## [Directions for this task]
Repeat all of the records verbatim.

## begin Data lines

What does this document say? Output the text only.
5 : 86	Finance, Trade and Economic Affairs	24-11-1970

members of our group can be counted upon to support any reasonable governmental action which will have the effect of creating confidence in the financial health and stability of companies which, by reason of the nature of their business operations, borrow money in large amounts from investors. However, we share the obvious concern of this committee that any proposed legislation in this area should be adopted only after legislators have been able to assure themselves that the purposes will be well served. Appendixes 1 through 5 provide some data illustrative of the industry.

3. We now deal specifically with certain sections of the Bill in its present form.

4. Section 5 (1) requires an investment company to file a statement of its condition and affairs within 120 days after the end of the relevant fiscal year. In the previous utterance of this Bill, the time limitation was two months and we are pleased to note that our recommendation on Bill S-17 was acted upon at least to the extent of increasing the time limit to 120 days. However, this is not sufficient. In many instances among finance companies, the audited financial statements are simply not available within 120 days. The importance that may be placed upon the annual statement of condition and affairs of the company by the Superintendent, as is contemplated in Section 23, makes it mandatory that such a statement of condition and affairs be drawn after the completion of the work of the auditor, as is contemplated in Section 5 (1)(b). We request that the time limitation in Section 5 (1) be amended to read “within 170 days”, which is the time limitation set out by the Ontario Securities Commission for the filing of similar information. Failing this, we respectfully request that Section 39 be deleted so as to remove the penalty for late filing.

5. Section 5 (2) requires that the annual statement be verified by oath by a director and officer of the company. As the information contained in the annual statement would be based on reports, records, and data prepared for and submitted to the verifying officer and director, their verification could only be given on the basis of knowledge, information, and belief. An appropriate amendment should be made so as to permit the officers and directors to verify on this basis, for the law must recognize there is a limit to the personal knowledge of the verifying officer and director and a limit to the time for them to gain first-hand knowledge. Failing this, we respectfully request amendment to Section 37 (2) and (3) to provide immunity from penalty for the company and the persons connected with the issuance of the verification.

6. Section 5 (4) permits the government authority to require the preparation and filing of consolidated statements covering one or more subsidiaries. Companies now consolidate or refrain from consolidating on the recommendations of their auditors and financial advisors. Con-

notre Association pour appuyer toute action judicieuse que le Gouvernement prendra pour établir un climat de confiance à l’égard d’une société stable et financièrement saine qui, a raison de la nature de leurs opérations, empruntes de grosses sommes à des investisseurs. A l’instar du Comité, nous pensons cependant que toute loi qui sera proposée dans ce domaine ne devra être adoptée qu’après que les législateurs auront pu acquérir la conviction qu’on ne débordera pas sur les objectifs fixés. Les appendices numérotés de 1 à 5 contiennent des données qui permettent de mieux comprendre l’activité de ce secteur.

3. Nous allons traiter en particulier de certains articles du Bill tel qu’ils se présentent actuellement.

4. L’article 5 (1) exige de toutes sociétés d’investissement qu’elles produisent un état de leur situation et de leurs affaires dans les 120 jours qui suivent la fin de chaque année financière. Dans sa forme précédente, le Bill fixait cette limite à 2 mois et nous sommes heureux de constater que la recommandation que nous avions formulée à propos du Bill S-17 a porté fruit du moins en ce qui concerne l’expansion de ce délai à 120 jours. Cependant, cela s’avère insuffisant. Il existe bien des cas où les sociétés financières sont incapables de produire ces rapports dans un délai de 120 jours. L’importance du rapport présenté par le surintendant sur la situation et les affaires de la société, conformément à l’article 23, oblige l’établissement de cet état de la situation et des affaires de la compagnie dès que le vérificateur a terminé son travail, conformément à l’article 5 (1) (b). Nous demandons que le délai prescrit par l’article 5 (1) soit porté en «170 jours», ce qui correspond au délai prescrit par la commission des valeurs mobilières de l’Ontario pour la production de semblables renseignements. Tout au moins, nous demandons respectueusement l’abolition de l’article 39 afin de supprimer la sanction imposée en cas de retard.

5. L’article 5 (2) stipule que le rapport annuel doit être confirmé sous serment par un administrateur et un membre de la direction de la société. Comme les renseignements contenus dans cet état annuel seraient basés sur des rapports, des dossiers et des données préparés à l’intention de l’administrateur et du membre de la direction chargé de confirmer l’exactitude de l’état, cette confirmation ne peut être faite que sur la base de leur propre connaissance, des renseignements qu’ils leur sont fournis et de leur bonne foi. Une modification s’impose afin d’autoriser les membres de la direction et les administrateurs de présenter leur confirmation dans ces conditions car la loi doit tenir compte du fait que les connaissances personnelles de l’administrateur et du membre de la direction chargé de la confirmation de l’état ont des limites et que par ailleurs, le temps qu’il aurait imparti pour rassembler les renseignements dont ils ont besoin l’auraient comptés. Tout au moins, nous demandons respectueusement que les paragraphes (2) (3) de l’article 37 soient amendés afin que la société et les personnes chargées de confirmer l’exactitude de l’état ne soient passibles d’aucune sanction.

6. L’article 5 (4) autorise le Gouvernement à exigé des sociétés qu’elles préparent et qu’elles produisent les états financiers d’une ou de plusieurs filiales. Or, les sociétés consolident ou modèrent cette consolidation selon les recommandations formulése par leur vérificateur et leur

## end Data lines

## [Result of the exercise]
What does this document say? Output the text only.
5 : 86	Finance, Trade and Economic Affairs	24-11-1970

members of our group can be counted upon to support any reasonable governmental action which will have the effect of creating confidence in the financial health and stability of companies which, by reason of the nature of their business operations, borrow money in large amounts from investors. However, we share the obvious concern of this committee that any proposed legislation in this area should be adopted only after legislators have been able to assure themselves that the purposes will be well served. Appendixes 1 through 5 provide some data illustrative of the industry.

3. We now deal specifically with certain sections of the Bill in its present form.

4. Section 5 (1) requires an investment company to file a statement of its condition and affairs within 120 days after the end of the relevant fiscal year. In the previous utterance of this Bill, the time limitation was two months and we are pleased to note that our recommendation on Bill S-17 was acted upon at least to the extent of increasing the time limit to 120 days. However, this is not sufficient. In many instances among finance companies, the audited financial statements are simply not available within 120 days. The importance that may be placed upon the annual statement of condition and affairs of the company by the Superintendent, as is contemplated in Section 23, makes it mandatory that such a statement of condition and affairs be drawn after the completion of the work of the auditor, as is contemplated in Section 5 (1)(b). We request that the time limitation in Section 5 (1) be amended to read “within 170 days”, which is the time limitation set out by the Ontario Securities Commission for the filing of similar information. Failing this, we respectfully request that Section 39 be deleted so as to remove the penalty for late filing.

5. Section 5 (2) requires that the annual statement be verified by oath by a director and officer of the company. As the information contained in the annual statement would be based on reports, records, and data prepared for and submitted to the verifying officer and director, their verification could only be given on the basis of knowledge, information, and belief. An appropriate amendment should be made so as to permit the officers and directors to verify on this basis, for the law must recognize there is a limit to the personal knowledge of the verifying officer and director and a limit to the time for them to gain first-hand knowledge. Failing this, we respectfully request amendment to Section 37 (2) and (3) to provide immunity from penalty for the company and the persons connected with the issuance of the verification.

6. Section 5 (4) permits the government authority to require the preparation and filing of consolidated statements covering one or more subsidiaries. Companies now consolidate or refrain from consolidating on the recommendations of their auditors and financial advisors. Con-

notre Association pour appuyer toute action judicieuse que le Gouvernement prendra pour établir un climat de confiance à l’égard d’une société stable et financièrement saine qui, a raison de la nature de leurs opérations, empruntes de grosses sommes à des investisseurs. A l’instar du Comité, nous pensons cependant que toute loi qui sera proposée dans ce domaine ne devra être adoptée qu’après que les législateurs auront pu acquérir la conviction qu’on ne débordera pas sur les objectifs fixés. Les appendices numérotés de 1 à 5 contiennent des données qui permettent de mieux comprendre l’activité de ce secteur.

3. Nous allons traiter en particulier de certains articles du Bill tel qu’ils se présentent actuellement.

4. L’article 5 (1) exige de toutes sociétés d’investissement qu’elles produisent un état de leur situation et de leurs affaires dans les 120 jours qui suivent la fin de chaque année financière. Dans sa forme précédente, le Bill fixait cette limite à 2 mois et nous sommes heureux de constater que la recommandation que nous avions formulée à propos du Bill S-17 a porté fruit du moins en ce qui concerne l’expansion de ce délai à 120 jours. Cependant, cela s’avère insuffisant. Il existe bien des cas où les sociétés financières sont incapables de produire ces rapports dans un délai de 120 jours. L’importance du rapport présenté par le surintendant sur la situation et les affaires de la société, conformément à l’article 23, oblige l’établissement de cet état de la situation et des affaires de la compagnie dès que le vérificateur a terminé son travail, conformément à l’article 5 (1) (b). Nous demandons que le délai prescrit par l’article 5 (1) soit porté en «170 jours», ce qui correspond au délai prescrit par la commission des valeurs mobilières de l’Ontario pour la production de semblables renseignements. Tout au moins, nous demandons respectueusement l’abolition de l’article 39 afin de supprimer la sanction imposée en cas de retard.

5. L’article 5 (2) stipule que le rapport annuel doit être confirmé sous serment par un administrateur et un membre de la direction de la société. Comme les renseignements contenus dans cet état annuel seraient basés sur des rapports, des dossiers et des données préparés à l’intention de l’administrateur et du membre de la direction chargé de confirmer l’exactitude de l’état, cette confirmation ne peut être faite que sur la base de leur propre connaissance, des renseignements qu’ils leur sont fournis et de leur bonne foi. Une modification s’impose afin d’autoriser les membres de la direction et les administrateurs de présenter leur confirmation dans ces conditions car la loi doit tenir compte du fait que les connaissances personnelles de l’administrateur et du membre de la direction chargé de la confirmation de l’état ont des limites et que par ailleurs, le temps qu’il aurait imparti pour rassembler les renseignements dont ils ont besoin l’auraient comptés. Tout au moins, nous demandons respectueusement que les paragraphes (2) (3) de l’article 37 soient amendés afin que la société et les personnes chargées de confirmer l’exactitude de l’état ne soient passibles d’aucune sanction.

6. L’article 5 (4) autorise le Gouvernement à exigé des sociétés qu’elles préparent et qu’elles produisent les états financiers d’une ou de plusieurs filiales. Or, les sociétés consolident ou modèrent cette consolidation selon les recommandations formulése par leur vérificateur et leur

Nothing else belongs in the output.